Convert every line of the rows below into a Markdown table with two columns, "Number" and "Line". Put each line's position in the first column, and skip any blank lines.
::: Given records
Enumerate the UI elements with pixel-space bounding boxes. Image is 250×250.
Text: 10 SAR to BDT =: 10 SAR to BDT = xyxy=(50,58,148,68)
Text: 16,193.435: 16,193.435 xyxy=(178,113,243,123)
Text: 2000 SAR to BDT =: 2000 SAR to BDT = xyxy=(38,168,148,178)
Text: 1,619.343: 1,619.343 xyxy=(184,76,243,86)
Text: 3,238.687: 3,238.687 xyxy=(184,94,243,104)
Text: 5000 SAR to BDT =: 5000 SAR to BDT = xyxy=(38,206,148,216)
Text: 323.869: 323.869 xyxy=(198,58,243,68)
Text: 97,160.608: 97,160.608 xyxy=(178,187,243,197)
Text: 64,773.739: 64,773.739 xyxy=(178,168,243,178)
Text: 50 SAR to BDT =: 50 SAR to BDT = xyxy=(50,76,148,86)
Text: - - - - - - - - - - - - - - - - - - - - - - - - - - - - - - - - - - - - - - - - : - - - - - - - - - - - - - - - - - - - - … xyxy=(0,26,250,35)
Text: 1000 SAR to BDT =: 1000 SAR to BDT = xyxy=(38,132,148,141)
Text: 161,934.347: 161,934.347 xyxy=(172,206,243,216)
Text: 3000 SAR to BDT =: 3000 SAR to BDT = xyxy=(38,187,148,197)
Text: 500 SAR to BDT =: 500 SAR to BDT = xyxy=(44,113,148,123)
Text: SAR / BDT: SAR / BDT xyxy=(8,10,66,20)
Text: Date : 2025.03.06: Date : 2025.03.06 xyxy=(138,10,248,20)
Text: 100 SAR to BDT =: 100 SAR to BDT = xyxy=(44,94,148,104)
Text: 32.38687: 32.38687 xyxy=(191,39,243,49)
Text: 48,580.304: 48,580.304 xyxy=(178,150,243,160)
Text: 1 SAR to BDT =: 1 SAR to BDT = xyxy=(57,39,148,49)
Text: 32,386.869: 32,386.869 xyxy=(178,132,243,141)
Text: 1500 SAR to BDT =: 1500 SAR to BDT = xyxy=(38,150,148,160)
::::::
Output for this task:
| Number | Line |
|---|---|
| 1 | Enumerate the UI elements with pixel-space bounding boxes. Image is 250×250. |
| 2 | Text: 10 SAR to BDT =: 10 SAR to BDT = xyxy=(50,58,148,68) |
| 3 | Text: 16,193.435: 16,193.435 xyxy=(178,113,243,123) |
| 4 | Text: 2000 SAR to BDT =: 2000 SAR to BDT = xyxy=(38,168,148,178) |
| 5 | Text: 1,619.343: 1,619.343 xyxy=(184,76,243,86) |
| 6 | Text: 3,238.687: 3,238.687 xyxy=(184,94,243,104) |
| 7 | Text: 5000 SAR to BDT =: 5000 SAR to BDT = xyxy=(38,206,148,216) |
| 8 | Text: 323.869: 323.869 xyxy=(198,58,243,68) |
| 9 | Text: 97,160.608: 97,160.608 xyxy=(178,187,243,197) |
| 10 | Text: 64,773.739: 64,773.739 xyxy=(178,168,243,178) |
| 11 | Text: 50 SAR to BDT =: 50 SAR to BDT = xyxy=(50,76,148,86) |
| 12 | Text: - - - - - - - - - - - - - - - - - - - - - - - - - - - - - - - - - - - - - - - - : - - - - - - - - - - - - - - - - - - - - … xyxy=(0,26,250,35) |
| 13 | Text: 1000 SAR to BDT =: 1000 SAR to BDT = xyxy=(38,132,148,141) |
| 14 | Text: 161,934.347: 161,934.347 xyxy=(172,206,243,216) |
| 15 | Text: 3000 SAR to BDT =: 3000 SAR to BDT = xyxy=(38,187,148,197) |
| 16 | Text: 500 SAR to BDT =: 500 SAR to BDT = xyxy=(44,113,148,123) |
| 17 | Text: SAR / BDT: SAR / BDT xyxy=(8,10,66,20) |
| 18 | Text: Date : 2025.03.06: Date : 2025.03.06 xyxy=(138,10,248,20) |
| 19 | Text: 100 SAR to BDT =: 100 SAR to BDT = xyxy=(44,94,148,104) |
| 20 | Text: 32.38687: 32.38687 xyxy=(191,39,243,49) |
| 21 | Text: 48,580.304: 48,580.304 xyxy=(178,150,243,160) |
| 22 | Text: 1 SAR to BDT =: 1 SAR to BDT = xyxy=(57,39,148,49) |
| 23 | Text: 32,386.869: 32,386.869 xyxy=(178,132,243,141) |
| 24 | Text: 1500 SAR to BDT =: 1500 SAR to BDT = xyxy=(38,150,148,160) |